Requirements
Pull every line holding the string "学习型党组织" from the records below.

Information supplied
================================

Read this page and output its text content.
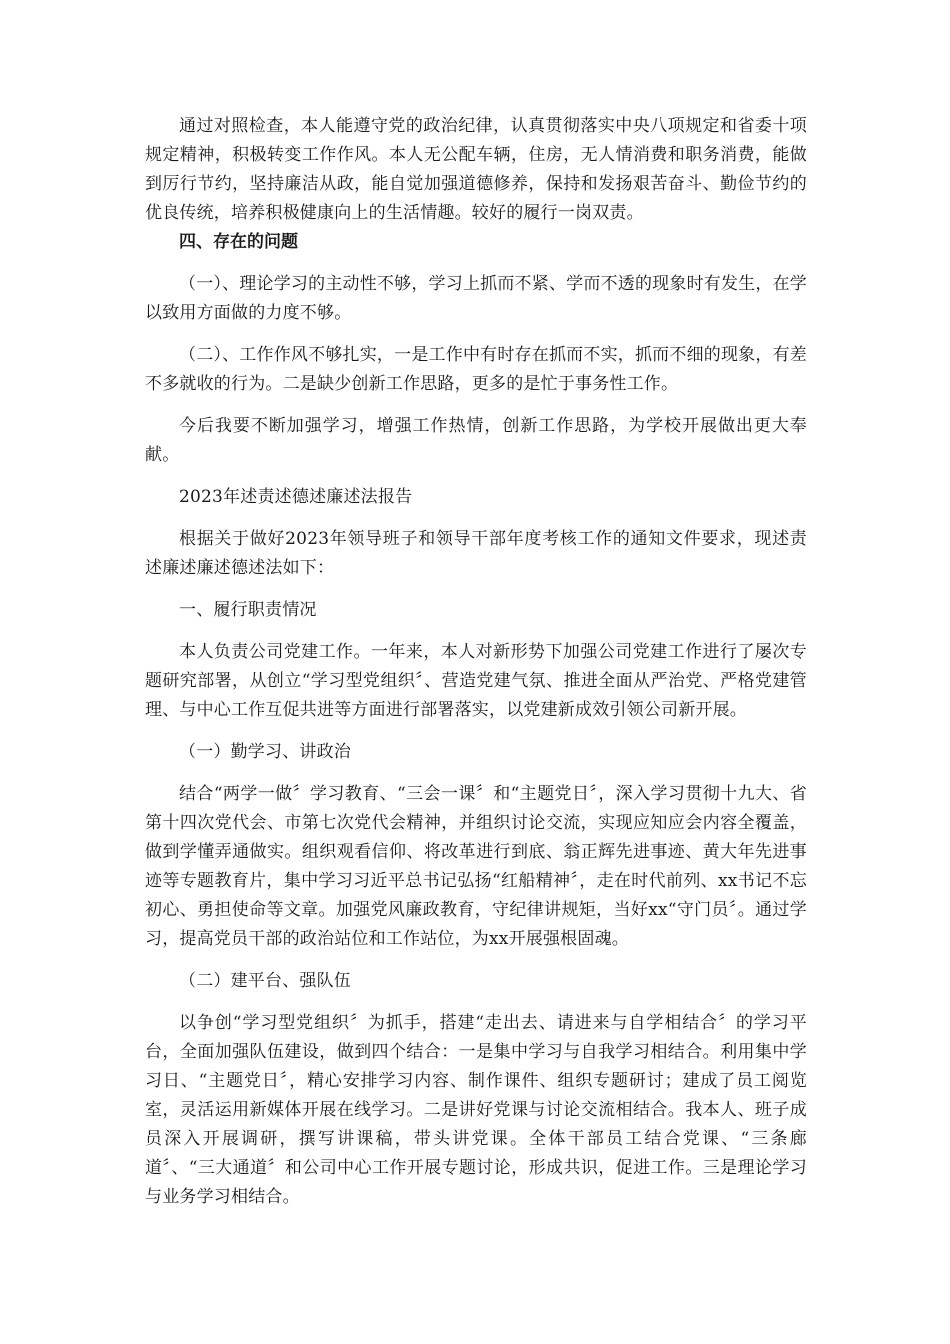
通过对照检查，本人能遵守党的政治纪律，认真贯彻落实中央八项规定和省委十项规定精神，积极转变工作作风。本人无公配车辆，住房，无人情消费和职务消费，能做到厉行节约，坚持廉洁从政，能自觉加强道德修养，保持和发扬艰苦奋斗、勤俭节约的优良传统，培养积极健康向上的生活情趣。较好的履行一岗双责。

四、存在的问题

（一）、理论学习的主动性不够，学习上抓而不紧、学而不透的现象时有发生，在学以致用方面做的力度不够。

（二）、工作作风不够扎实，一是工作中有时存在抓而不实，抓而不细的现象，有差不多就收的行为。二是缺少创新工作思路，更多的是忙于事务性工作。

今后我要不断加强学习，增强工作热情，创新工作思路，为学校开展做出更大奉献。

2023年述责述德述廉述法报告

根据关于做好2023年领导班子和领导干部年度考核工作的通知文件要求，现述责述廉述廉述德述法如下：

一、履行职责情况

本人负责公司党建工作。一年来，本人对新形势下加强公司党建工作进行了屡次专题研究部署，从创立“学习型党组织〞、营造党建气氛、推进全面从严治党、严格党建管理、与中心工作互促共进等方面进行部署落实，以党建新成效引领公司新开展。

（一）勤学习、讲政治

结合“两学一做〞学习教育、“三会一课〞和“主题党日〞，深入学习贯彻十九大、省第十四次党代会、市第七次党代会精神，并组织讨论交流，实现应知应会内容全覆盖，做到学懂弄通做实。组织观看信仰、将改革进行到底、翁正辉先进事迹、黄大年先进事迹等专题教育片，集中学习习近平总书记弘扬“红船精神〞，走在时代前列、xx书记不忘初心、勇担使命等文章。加强党风廉政教育，守纪律讲规矩，当好xx“守门员〞。通过学习，提高党员干部的政治站位和工作站位，为xx开展强根固魂。

（二）建平台、强队伍

以争创“学习型党组织〞为抓手，搭建“走出去、请进来与自学相结合〞的学习平台，全面加强队伍建设，做到四个结合：一是集中学习与自我学习相结合。利用集中学习日、“主题党日〞，精心安排学习内容、制作课件、组织专题研讨；建成了员工阅览室，灵活运用新媒体开展在线学习。二是讲好党课与讨论交流相结合。我本人、班子成员深入开展调研，撰写讲课稿，带头讲党课。全体干部员工结合党课、“三条廊道〞、“三大通道〞和公司中心工作开展专题讨论，形成共识，促进工作。三是理论学习与业务学习相结合。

================================

Response to this exercise
本人负责公司党建工作。一年来，本人对新形势下加强公司党建工作进行了屡次专题研究部署，从创立“学习型党组织〞、营造党建气氛、推进全面从严治党、严格党建管理、与中心工作互促共进等方面进行部署落实，以党建新成效引领公司新开展。
以争创“学习型党组织〞为抓手，搭建“走出去、请进来与自学相结合〞的学习平台，全面加强队伍建设，做到四个结合：一是集中学习与自我学习相结合。利用集中学习日、“主题党日〞，精心安排学习内容、制作课件、组织专题研讨；建成了员工阅览室，灵活运用新媒体开展在线学习。二是讲好党课与讨论交流相结合。我本人、班子成员深入开展调研，撰写讲课稿，带头讲党课。全体干部员工结合党课、“三条廊道〞、“三大通道〞和公司中心工作开展专题讨论，形成共识，促进工作。三是理论学习与业务学习相结合。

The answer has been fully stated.